__The records__.
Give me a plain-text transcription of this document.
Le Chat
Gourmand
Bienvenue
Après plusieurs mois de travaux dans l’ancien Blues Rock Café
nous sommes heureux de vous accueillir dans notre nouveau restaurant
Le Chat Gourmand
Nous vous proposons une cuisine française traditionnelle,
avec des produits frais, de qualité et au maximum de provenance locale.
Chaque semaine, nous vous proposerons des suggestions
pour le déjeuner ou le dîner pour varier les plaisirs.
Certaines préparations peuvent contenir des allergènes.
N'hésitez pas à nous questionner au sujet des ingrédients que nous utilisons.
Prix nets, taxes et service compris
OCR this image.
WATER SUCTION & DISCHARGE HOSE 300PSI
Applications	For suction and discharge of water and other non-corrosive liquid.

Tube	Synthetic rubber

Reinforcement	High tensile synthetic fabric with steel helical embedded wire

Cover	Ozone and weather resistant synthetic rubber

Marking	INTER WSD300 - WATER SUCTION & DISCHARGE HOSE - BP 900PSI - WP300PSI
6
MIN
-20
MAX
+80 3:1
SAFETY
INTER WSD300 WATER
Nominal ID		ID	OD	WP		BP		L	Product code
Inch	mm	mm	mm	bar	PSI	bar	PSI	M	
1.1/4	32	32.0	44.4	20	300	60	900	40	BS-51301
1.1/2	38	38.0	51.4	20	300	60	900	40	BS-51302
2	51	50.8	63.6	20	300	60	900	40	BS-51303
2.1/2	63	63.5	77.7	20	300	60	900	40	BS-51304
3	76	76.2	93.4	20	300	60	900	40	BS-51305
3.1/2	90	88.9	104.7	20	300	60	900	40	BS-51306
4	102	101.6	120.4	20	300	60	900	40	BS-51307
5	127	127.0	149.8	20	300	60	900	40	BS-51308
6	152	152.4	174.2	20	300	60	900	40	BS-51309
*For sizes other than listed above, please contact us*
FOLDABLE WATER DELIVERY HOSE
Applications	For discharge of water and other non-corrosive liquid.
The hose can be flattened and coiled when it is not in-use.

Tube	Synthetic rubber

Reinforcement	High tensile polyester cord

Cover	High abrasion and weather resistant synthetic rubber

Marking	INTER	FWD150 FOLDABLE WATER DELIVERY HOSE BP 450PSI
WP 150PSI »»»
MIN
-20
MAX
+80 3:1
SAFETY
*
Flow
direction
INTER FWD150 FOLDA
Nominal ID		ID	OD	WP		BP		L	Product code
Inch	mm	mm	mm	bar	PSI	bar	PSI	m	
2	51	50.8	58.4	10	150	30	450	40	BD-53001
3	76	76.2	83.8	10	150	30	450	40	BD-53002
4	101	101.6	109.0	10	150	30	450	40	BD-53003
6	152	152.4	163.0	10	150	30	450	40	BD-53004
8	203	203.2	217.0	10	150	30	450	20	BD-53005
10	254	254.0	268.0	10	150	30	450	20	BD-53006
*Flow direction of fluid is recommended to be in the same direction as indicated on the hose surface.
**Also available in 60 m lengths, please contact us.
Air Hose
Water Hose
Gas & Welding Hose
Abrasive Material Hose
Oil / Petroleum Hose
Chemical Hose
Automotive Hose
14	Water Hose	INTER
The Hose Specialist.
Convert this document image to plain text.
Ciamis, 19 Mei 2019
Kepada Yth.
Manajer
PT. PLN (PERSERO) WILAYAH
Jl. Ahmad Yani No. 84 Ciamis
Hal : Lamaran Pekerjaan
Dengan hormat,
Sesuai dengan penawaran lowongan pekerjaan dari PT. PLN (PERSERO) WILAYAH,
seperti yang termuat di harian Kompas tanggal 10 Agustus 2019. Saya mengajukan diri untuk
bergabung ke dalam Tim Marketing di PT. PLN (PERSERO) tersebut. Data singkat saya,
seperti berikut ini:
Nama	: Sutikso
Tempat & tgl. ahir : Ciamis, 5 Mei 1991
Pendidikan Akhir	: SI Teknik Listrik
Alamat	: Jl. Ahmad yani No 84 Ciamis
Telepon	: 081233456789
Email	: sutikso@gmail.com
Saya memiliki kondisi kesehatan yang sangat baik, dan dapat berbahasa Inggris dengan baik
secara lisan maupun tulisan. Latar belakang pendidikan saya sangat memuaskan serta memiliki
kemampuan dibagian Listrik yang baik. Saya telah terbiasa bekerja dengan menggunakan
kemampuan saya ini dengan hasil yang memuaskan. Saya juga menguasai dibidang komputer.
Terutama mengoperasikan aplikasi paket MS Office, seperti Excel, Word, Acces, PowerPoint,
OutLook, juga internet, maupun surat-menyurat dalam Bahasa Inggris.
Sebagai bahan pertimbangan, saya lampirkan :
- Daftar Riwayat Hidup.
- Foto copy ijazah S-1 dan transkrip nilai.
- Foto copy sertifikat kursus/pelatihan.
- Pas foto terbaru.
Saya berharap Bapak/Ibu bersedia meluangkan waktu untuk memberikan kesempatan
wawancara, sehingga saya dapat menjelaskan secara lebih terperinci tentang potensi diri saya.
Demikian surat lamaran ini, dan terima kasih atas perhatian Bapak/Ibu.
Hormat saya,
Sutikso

__Stated problem__. Gather all lines from the listing above in which "liquid" occurs.

__Task answer__.
Applications	For suction and discharge of water and other non-corrosive liquid.
Applications	For discharge of water and other non-corrosive liquid.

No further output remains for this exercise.